Please give the listing again in its entirety, exactly as written.

═════ ENTRIES PROVIDED

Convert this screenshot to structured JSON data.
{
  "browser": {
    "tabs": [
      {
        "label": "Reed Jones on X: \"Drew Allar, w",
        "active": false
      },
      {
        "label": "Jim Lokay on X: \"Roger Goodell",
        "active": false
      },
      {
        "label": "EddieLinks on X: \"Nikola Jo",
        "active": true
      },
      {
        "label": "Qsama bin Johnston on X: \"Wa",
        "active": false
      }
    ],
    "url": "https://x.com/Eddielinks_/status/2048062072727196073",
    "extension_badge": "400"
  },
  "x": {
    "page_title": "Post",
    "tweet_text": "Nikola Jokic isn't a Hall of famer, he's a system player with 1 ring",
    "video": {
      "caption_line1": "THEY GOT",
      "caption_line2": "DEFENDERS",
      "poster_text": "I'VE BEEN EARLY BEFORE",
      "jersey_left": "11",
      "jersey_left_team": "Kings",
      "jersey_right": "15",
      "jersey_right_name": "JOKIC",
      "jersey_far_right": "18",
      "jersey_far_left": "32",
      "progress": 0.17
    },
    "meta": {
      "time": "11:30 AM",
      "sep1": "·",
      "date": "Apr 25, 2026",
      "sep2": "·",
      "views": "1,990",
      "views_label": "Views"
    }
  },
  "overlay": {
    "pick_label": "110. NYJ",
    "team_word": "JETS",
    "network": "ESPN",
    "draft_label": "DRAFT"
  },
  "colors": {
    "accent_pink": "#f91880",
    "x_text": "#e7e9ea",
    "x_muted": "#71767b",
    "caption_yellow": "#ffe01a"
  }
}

══════════

RESPONSE TO THIS TASK:
Convert this screenshot to structured JSON data.
{
  "browser": {
    "tabs": [
      {
        "label": "Reed Jones on X: \"Drew Allar, w",
        "active": false
      },
      {
        "label": "Jim Lokay on X: \"Roger Goodell",
        "active": false
      },
      {
        "label": "EddieLinks on X: \"Nikola Jo",
        "active": true
      },
      {
        "label": "Qsama bin Johnston on X: \"Wa",
        "active": false
      }
    ],
    "url": "https://x.com/Eddielinks_/status/2048062072727196073",
    "extension_badge": "400"
  },
  "x": {
    "page_title": "Post",
    "tweet_text": "Nikola Jokic isn't a Hall of famer, he's a system player with 1 ring",
    "video": {
      "caption_line1": "THEY GOT",
      "caption_line2": "DEFENDERS",
      "poster_text": "I'VE BEEN EARLY BEFORE",
      "jersey_left": "11",
      "jersey_left_team": "Kings",
      "jersey_right": "15",
      "jersey_right_name": "JOKIC",
      "jersey_far_right": "18",
      "jersey_far_left": "32",
      "progress": 0.17
    },
    "meta": {
      "time": "11:30 AM",
      "sep1": "·",
      "date": "Apr 25, 2026",
      "sep2": "·",
      "views": "1,990",
      "views_label": "Views"
    }
  },
  "overlay": {
    "pick_label": "110. NYJ",
    "team_word": "JETS",
    "network": "ESPN",
    "draft_label": "DRAFT"
  },
  "colors": {
    "accent_pink": "#f91880",
    "x_text": "#e7e9ea",
    "x_muted": "#71767b",
    "caption_yellow": "#ffe01a"
  }
}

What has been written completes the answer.